Stated goal: All lines in which the word "JSON" occurs are to be extracted.
-- begin Data shown --
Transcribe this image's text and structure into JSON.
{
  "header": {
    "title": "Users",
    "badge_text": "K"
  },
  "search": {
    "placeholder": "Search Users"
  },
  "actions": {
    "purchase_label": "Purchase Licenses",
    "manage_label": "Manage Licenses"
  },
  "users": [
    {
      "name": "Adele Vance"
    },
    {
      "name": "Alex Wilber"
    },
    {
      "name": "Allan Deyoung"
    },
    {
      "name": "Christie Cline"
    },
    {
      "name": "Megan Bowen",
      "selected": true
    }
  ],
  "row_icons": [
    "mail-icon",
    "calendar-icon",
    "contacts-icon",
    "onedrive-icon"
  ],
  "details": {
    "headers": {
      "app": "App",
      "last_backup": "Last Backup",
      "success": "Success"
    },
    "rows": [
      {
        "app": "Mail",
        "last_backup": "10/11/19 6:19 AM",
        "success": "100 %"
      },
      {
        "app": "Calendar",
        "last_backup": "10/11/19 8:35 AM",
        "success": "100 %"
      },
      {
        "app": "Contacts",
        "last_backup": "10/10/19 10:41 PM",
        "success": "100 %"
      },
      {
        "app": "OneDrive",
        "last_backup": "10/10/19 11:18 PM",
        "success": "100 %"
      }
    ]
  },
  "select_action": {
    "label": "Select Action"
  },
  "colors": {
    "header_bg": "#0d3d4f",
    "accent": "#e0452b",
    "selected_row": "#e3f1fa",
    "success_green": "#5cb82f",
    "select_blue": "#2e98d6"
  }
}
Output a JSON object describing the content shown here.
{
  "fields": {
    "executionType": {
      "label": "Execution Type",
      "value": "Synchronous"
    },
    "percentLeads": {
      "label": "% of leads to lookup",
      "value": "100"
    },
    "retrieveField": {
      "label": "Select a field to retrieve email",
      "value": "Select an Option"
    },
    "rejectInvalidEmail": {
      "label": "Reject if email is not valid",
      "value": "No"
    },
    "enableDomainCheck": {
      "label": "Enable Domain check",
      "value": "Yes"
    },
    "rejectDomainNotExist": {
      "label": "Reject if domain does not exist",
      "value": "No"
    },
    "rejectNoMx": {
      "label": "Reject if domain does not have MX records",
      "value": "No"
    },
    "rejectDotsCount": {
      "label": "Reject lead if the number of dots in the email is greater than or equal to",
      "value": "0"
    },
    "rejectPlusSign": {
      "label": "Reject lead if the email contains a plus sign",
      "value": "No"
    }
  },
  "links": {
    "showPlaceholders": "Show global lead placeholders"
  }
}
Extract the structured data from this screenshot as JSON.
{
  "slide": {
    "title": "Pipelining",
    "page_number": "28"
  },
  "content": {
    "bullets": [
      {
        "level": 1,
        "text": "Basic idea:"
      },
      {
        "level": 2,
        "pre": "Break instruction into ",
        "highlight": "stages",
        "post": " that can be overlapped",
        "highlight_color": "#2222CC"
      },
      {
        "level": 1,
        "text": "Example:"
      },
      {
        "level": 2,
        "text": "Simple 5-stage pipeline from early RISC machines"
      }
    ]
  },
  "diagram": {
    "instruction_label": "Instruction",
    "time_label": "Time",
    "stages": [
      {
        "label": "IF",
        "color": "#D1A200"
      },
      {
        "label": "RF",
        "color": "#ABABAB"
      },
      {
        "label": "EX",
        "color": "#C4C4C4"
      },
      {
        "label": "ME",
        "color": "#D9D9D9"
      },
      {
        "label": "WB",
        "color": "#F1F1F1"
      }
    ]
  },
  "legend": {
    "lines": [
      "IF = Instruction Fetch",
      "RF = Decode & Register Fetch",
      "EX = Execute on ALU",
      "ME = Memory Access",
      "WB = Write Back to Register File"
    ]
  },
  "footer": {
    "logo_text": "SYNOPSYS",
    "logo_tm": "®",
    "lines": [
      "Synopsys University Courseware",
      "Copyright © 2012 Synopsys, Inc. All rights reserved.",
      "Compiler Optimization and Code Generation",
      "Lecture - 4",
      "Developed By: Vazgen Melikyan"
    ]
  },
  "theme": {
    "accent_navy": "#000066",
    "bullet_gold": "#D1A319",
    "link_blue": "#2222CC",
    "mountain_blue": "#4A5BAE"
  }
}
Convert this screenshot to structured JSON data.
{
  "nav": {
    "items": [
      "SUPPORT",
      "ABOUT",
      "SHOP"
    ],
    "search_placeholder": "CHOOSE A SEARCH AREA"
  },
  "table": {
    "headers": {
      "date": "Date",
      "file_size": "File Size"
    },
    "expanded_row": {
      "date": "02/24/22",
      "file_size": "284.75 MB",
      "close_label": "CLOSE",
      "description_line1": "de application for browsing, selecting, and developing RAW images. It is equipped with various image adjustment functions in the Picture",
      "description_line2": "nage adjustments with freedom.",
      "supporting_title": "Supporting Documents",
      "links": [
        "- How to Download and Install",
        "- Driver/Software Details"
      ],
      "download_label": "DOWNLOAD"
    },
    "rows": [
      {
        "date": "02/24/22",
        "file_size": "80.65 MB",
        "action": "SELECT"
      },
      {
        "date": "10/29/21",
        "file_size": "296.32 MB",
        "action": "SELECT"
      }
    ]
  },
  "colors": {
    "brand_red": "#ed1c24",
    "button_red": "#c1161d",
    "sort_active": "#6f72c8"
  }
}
-- end Data shown --
Solution to this exercise:
Transcribe this image's text and structure into JSON.
Output a JSON object describing the content shown here.
Extract the structured data from this screenshot as JSON.
Convert this screenshot to structured JSON data.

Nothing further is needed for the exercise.